Exercise directions — Spot every line with the word "Liispõllu" and return it.

Dataset content —
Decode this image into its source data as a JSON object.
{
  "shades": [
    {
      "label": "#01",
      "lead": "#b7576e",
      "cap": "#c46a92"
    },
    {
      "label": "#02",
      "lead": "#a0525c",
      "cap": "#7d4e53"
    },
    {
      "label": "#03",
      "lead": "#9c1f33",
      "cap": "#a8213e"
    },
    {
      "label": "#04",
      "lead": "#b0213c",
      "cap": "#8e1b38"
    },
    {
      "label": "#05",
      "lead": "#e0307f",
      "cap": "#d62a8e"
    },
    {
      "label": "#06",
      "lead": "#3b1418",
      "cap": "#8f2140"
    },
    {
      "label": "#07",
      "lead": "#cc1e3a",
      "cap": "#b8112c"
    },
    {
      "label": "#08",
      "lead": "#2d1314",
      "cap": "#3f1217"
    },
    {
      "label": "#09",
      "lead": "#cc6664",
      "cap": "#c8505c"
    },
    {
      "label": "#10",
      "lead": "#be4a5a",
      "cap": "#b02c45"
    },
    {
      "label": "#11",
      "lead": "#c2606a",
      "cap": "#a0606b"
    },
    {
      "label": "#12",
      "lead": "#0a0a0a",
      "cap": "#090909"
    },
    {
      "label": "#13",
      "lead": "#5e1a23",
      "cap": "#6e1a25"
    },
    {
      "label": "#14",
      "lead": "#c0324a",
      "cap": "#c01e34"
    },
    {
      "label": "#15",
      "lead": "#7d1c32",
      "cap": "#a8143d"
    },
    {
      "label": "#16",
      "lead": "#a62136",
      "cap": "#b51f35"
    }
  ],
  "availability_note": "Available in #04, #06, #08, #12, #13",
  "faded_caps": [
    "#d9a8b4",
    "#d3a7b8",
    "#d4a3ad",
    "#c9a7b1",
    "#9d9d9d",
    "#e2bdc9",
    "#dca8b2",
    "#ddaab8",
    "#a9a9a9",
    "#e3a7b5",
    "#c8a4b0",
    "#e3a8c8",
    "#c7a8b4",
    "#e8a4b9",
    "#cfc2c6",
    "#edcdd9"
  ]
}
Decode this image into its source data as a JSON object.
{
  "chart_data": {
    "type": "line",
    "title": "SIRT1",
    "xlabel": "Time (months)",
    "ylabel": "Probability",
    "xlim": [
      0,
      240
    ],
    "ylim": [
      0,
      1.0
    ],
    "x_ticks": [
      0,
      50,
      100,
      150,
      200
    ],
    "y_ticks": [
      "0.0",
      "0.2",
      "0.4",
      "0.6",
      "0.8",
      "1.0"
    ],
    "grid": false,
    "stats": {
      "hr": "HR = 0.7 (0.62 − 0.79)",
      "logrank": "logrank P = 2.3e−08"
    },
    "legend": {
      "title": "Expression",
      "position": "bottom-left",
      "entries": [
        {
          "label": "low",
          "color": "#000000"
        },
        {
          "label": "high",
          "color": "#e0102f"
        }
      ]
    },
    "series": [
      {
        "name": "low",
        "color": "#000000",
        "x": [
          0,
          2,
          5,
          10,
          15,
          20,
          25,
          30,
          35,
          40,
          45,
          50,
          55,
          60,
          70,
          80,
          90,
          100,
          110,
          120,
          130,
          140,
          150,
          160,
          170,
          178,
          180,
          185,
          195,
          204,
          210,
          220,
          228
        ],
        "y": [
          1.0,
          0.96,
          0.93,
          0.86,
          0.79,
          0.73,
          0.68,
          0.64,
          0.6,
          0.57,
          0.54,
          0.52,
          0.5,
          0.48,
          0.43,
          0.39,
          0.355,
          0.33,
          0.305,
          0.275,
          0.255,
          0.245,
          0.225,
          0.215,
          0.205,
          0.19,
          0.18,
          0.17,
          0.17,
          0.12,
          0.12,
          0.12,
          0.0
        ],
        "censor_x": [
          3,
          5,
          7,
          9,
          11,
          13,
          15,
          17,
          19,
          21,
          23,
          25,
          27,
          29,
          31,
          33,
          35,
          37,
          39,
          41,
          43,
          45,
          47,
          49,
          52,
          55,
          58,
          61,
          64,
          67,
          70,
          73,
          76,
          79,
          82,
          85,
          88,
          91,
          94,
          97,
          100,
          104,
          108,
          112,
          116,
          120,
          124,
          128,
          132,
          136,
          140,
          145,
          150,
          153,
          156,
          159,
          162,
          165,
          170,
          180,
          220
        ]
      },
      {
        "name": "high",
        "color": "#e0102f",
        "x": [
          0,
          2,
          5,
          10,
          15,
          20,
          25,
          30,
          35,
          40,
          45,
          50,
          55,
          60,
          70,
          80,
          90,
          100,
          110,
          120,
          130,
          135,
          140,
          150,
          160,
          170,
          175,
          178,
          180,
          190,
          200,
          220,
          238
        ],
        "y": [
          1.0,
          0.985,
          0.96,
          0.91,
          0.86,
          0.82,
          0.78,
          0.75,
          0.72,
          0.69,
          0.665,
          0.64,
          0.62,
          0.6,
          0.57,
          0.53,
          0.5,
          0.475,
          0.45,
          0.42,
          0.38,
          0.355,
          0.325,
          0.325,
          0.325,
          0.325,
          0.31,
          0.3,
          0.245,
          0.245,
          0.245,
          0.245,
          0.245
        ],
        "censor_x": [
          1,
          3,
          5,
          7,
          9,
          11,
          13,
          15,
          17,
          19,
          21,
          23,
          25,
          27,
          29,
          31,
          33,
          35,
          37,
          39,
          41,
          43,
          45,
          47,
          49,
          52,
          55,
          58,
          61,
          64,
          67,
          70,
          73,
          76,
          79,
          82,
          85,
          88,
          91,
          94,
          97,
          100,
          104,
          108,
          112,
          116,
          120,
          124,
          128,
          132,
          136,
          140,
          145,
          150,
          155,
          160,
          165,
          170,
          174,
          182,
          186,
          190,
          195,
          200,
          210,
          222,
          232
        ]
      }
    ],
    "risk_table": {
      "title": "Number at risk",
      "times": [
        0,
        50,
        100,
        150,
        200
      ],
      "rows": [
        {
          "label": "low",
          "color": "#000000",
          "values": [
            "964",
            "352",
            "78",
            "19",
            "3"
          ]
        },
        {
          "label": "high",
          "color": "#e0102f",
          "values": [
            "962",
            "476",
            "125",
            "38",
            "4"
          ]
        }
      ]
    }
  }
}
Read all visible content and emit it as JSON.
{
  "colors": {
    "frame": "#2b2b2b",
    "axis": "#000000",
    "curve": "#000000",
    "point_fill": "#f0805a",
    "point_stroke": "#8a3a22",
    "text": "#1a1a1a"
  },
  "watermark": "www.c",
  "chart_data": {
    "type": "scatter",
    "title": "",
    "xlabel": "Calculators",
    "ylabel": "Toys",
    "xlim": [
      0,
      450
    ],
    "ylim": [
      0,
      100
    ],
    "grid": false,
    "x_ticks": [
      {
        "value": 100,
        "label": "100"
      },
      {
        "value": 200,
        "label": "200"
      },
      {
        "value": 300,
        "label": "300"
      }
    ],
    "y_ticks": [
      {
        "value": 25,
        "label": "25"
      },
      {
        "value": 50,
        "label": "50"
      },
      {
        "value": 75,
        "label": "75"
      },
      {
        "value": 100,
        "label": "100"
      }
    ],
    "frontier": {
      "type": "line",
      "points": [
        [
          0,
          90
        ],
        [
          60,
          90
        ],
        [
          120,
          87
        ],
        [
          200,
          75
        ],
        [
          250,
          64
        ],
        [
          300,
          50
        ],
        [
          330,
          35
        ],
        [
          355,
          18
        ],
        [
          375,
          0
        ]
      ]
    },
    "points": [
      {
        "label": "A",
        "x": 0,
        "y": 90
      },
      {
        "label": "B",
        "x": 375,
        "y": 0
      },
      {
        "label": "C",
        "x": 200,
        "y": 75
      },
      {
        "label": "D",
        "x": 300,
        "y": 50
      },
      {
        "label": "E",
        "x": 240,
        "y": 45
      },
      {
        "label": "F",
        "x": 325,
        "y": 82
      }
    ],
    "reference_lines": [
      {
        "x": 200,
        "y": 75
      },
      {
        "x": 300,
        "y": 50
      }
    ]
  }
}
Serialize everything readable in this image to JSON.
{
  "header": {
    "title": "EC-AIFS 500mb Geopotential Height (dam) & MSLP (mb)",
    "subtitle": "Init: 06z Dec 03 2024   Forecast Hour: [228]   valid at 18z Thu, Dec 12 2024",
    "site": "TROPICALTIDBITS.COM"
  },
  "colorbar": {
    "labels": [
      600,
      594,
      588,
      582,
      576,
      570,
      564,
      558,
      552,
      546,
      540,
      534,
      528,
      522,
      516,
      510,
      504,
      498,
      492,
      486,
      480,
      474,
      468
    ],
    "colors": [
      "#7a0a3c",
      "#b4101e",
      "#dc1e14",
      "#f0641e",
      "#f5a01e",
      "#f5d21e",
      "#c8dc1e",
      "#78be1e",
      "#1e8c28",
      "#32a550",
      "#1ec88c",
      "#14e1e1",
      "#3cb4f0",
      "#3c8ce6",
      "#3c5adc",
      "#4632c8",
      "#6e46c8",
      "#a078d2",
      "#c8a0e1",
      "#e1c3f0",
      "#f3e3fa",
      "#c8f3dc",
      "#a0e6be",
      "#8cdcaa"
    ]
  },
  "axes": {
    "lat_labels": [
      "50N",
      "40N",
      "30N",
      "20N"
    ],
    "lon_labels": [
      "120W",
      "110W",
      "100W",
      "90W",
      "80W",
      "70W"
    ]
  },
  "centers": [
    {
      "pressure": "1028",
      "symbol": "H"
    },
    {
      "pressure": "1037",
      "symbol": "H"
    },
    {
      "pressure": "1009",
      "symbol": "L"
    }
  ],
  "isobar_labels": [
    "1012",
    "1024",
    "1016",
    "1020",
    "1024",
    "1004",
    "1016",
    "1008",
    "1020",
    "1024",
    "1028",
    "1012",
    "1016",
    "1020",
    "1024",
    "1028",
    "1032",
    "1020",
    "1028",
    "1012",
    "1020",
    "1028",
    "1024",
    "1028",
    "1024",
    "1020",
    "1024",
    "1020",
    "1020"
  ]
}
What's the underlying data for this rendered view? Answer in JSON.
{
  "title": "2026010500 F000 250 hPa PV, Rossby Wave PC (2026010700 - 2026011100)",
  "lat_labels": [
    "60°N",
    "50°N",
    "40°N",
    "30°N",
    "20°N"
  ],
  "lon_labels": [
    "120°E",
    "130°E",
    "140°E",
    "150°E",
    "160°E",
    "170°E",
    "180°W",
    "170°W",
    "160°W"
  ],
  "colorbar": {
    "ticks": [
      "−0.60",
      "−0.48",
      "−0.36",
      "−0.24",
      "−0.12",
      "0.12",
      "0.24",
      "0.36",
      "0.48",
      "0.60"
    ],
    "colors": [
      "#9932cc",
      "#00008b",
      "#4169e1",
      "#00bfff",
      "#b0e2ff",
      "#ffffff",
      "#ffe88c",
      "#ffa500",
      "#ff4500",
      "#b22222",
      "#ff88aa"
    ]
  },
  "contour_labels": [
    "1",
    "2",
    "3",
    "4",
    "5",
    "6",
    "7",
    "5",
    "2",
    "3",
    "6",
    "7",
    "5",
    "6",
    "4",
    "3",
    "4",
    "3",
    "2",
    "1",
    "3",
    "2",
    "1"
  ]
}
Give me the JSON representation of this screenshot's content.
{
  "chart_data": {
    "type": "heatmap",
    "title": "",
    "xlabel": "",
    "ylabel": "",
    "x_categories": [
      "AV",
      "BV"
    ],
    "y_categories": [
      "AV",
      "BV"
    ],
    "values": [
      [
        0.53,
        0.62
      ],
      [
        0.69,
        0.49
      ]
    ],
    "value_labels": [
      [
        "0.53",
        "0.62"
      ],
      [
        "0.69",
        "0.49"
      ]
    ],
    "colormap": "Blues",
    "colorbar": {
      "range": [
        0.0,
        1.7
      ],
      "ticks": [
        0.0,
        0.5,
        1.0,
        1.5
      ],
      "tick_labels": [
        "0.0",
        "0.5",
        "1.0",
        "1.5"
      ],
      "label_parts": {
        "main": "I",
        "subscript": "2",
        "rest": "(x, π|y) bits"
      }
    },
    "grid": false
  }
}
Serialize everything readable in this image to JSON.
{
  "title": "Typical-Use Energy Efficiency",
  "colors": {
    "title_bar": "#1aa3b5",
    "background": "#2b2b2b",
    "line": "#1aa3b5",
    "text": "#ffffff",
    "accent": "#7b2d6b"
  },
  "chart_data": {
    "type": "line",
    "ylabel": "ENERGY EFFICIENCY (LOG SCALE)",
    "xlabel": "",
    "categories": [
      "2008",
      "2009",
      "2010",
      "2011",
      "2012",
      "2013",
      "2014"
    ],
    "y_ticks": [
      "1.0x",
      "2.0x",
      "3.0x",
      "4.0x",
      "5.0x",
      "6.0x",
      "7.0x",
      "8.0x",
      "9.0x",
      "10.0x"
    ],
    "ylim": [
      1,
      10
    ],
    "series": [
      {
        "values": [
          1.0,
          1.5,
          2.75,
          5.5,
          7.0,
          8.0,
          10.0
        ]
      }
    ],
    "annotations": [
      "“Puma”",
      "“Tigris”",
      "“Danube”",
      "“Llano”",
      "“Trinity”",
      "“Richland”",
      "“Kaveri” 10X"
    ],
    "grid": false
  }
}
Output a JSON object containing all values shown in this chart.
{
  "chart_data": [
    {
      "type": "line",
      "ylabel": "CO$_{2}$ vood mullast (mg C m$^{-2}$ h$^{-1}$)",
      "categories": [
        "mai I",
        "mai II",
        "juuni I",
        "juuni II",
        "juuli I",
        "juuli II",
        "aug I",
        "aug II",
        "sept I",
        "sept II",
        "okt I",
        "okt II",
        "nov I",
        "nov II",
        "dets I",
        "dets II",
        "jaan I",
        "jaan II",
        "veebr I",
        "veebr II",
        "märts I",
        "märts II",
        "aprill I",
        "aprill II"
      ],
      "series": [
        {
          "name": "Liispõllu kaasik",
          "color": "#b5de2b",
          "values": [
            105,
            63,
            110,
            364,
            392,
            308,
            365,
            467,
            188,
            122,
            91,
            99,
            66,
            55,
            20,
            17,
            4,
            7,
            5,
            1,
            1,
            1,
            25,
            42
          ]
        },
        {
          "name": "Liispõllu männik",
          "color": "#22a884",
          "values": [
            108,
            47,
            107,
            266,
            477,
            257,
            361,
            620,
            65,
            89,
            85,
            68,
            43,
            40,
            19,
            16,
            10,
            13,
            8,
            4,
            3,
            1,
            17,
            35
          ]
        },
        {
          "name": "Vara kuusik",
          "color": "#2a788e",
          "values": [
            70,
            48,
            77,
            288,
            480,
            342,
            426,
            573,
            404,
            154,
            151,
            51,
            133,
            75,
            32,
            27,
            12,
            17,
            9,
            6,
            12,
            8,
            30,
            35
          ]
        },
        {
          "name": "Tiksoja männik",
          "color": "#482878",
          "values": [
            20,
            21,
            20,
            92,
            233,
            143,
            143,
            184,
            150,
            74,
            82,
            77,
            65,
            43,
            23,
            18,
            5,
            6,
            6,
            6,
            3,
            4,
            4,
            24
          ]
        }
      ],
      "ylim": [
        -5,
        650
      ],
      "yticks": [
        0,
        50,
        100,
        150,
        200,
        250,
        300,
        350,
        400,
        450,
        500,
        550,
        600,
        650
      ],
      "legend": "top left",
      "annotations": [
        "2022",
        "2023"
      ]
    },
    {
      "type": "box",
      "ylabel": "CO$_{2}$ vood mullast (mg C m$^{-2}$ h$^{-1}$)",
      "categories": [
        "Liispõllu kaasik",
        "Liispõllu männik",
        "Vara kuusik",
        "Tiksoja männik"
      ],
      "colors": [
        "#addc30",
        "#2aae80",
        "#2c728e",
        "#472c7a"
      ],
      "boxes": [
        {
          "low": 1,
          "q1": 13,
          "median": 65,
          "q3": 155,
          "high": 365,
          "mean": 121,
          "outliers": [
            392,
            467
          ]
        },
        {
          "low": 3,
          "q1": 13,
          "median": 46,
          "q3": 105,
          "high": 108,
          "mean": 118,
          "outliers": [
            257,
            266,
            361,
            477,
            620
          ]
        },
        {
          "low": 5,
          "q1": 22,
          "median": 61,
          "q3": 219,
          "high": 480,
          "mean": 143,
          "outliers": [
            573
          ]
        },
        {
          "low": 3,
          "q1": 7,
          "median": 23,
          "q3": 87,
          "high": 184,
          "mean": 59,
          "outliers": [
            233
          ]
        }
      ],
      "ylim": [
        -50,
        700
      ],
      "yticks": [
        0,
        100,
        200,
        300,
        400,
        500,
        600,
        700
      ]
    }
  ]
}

Result for this exercise —
          "name": "Liispõllu kaasik",
          "name": "Liispõllu männik",
        "Liispõllu kaasik",
        "Liispõllu männik",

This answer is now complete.